> [Short exercise]: Exactly reproduce each entry, leaving out nothing.

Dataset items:

┌────────

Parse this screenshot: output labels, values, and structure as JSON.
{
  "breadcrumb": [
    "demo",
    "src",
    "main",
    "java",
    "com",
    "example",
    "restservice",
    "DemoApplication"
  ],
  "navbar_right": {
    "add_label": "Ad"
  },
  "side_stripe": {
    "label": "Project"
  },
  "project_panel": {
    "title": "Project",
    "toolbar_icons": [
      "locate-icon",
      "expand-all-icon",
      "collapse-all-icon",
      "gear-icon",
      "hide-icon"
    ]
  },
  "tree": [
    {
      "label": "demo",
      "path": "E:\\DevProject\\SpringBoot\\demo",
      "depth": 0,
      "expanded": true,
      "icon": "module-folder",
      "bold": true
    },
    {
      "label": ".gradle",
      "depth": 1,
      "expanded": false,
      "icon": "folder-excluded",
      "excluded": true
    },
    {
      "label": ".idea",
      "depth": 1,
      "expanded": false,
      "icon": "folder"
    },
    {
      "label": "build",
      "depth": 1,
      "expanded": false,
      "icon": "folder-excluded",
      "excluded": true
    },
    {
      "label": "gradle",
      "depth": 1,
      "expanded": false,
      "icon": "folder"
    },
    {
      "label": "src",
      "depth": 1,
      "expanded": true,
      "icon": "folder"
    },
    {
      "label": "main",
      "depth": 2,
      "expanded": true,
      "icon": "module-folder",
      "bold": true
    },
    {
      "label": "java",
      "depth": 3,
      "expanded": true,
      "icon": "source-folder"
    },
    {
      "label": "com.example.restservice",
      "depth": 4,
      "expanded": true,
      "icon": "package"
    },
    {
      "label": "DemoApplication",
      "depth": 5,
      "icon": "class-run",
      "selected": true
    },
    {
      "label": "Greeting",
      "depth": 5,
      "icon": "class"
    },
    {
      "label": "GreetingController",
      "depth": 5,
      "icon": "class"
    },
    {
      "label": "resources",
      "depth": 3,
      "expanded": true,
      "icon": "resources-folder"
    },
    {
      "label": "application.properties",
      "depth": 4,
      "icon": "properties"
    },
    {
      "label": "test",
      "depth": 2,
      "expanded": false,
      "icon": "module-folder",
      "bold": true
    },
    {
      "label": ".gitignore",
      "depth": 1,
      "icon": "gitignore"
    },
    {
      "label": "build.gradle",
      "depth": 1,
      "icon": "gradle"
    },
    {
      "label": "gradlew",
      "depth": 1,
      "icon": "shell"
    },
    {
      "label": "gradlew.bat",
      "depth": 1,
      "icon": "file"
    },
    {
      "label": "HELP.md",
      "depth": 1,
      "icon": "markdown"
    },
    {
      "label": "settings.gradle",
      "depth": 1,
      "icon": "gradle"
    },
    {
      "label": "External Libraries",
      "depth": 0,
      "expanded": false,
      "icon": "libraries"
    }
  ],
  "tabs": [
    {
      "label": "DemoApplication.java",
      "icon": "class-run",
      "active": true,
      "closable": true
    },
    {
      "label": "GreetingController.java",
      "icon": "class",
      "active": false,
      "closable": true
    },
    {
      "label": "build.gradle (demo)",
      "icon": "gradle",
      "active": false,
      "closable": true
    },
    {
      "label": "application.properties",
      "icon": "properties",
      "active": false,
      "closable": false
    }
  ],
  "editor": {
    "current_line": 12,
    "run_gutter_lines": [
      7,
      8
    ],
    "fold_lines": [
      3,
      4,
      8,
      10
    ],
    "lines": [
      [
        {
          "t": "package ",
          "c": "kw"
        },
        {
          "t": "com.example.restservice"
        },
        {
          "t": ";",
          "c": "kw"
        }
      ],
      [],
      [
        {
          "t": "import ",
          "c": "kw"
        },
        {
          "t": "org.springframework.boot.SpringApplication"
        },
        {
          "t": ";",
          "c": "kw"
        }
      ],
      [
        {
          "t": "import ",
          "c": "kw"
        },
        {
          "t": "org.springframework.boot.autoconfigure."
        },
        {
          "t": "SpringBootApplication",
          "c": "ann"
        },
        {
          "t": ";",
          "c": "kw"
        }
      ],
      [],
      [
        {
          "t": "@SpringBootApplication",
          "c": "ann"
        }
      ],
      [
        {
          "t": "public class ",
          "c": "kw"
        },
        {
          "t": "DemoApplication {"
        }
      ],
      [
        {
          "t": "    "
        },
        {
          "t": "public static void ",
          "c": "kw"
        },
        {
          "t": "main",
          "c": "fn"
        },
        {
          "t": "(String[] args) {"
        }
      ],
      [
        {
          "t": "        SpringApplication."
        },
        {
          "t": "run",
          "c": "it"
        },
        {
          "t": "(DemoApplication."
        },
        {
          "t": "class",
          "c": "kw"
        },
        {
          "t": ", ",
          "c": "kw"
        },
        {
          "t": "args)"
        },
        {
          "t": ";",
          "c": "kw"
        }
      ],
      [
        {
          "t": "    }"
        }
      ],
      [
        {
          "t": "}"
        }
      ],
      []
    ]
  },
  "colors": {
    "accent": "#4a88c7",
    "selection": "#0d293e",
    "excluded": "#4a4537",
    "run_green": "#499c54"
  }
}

└────────

> [Output for this task]:
Parse this screenshot: output labels, values, and structure as JSON.
{
  "breadcrumb": [
    "demo",
    "src",
    "main",
    "java",
    "com",
    "example",
    "restservice",
    "DemoApplication"
  ],
  "navbar_right": {
    "add_label": "Ad"
  },
  "side_stripe": {
    "label": "Project"
  },
  "project_panel": {
    "title": "Project",
    "toolbar_icons": [
      "locate-icon",
      "expand-all-icon",
      "collapse-all-icon",
      "gear-icon",
      "hide-icon"
    ]
  },
  "tree": [
    {
      "label": "demo",
      "path": "E:\\DevProject\\SpringBoot\\demo",
      "depth": 0,
      "expanded": true,
      "icon": "module-folder",
      "bold": true
    },
    {
      "label": ".gradle",
      "depth": 1,
      "expanded": false,
      "icon": "folder-excluded",
      "excluded": true
    },
    {
      "label": ".idea",
      "depth": 1,
      "expanded": false,
      "icon": "folder"
    },
    {
      "label": "build",
      "depth": 1,
      "expanded": false,
      "icon": "folder-excluded",
      "excluded": true
    },
    {
      "label": "gradle",
      "depth": 1,
      "expanded": false,
      "icon": "folder"
    },
    {
      "label": "src",
      "depth": 1,
      "expanded": true,
      "icon": "folder"
    },
    {
      "label": "main",
      "depth": 2,
      "expanded": true,
      "icon": "module-folder",
      "bold": true
    },
    {
      "label": "java",
      "depth": 3,
      "expanded": true,
      "icon": "source-folder"
    },
    {
      "label": "com.example.restservice",
      "depth": 4,
      "expanded": true,
      "icon": "package"
    },
    {
      "label": "DemoApplication",
      "depth": 5,
      "icon": "class-run",
      "selected": true
    },
    {
      "label": "Greeting",
      "depth": 5,
      "icon": "class"
    },
    {
      "label": "GreetingController",
      "depth": 5,
      "icon": "class"
    },
    {
      "label": "resources",
      "depth": 3,
      "expanded": true,
      "icon": "resources-folder"
    },
    {
      "label": "application.properties",
      "depth": 4,
      "icon": "properties"
    },
    {
      "label": "test",
      "depth": 2,
      "expanded": false,
      "icon": "module-folder",
      "bold": true
    },
    {
      "label": ".gitignore",
      "depth": 1,
      "icon": "gitignore"
    },
    {
      "label": "build.gradle",
      "depth": 1,
      "icon": "gradle"
    },
    {
      "label": "gradlew",
      "depth": 1,
      "icon": "shell"
    },
    {
      "label": "gradlew.bat",
      "depth": 1,
      "icon": "file"
    },
    {
      "label": "HELP.md",
      "depth": 1,
      "icon": "markdown"
    },
    {
      "label": "settings.gradle",
      "depth": 1,
      "icon": "gradle"
    },
    {
      "label": "External Libraries",
      "depth": 0,
      "expanded": false,
      "icon": "libraries"
    }
  ],
  "tabs": [
    {
      "label": "DemoApplication.java",
      "icon": "class-run",
      "active": true,
      "closable": true
    },
    {
      "label": "GreetingController.java",
      "icon": "class",
      "active": false,
      "closable": true
    },
    {
      "label": "build.gradle (demo)",
      "icon": "gradle",
      "active": false,
      "closable": true
    },
    {
      "label": "application.properties",
      "icon": "properties",
      "active": false,
      "closable": false
    }
  ],
  "editor": {
    "current_line": 12,
    "run_gutter_lines": [
      7,
      8
    ],
    "fold_lines": [
      3,
      4,
      8,
      10
    ],
    "lines": [
      [
        {
          "t": "package ",
          "c": "kw"
        },
        {
          "t": "com.example.restservice"
        },
        {
          "t": ";",
          "c": "kw"
        }
      ],
      [],
      [
        {
          "t": "import ",
          "c": "kw"
        },
        {
          "t": "org.springframework.boot.SpringApplication"
        },
        {
          "t": ";",
          "c": "kw"
        }
      ],
      [
        {
          "t": "import ",
          "c": "kw"
        },
        {
          "t": "org.springframework.boot.autoconfigure."
        },
        {
          "t": "SpringBootApplication",
          "c": "ann"
        },
        {
          "t": ";",
          "c": "kw"
        }
      ],
      [],
      [
        {
          "t": "@SpringBootApplication",
          "c": "ann"
        }
      ],
      [
        {
          "t": "public class ",
          "c": "kw"
        },
        {
          "t": "DemoApplication {"
        }
      ],
      [
        {
          "t": "    "
        },
        {
          "t": "public static void ",
          "c": "kw"
        },
        {
          "t": "main",
          "c": "fn"
        },
        {
          "t": "(String[] args) {"
        }
      ],
      [
        {
          "t": "        SpringApplication."
        },
        {
          "t": "run",
          "c": "it"
        },
        {
          "t": "(DemoApplication."
        },
        {
          "t": "class",
          "c": "kw"
        },
        {
          "t": ", ",
          "c": "kw"
        },
        {
          "t": "args)"
        },
        {
          "t": ";",
          "c": "kw"
        }
      ],
      [
        {
          "t": "    }"
        }
      ],
      [
        {
          "t": "}"
        }
      ],
      []
    ]
  },
  "colors": {
    "accent": "#4a88c7",
    "selection": "#0d293e",
    "excluded": "#4a4537",
    "run_green": "#499c54"
  }
}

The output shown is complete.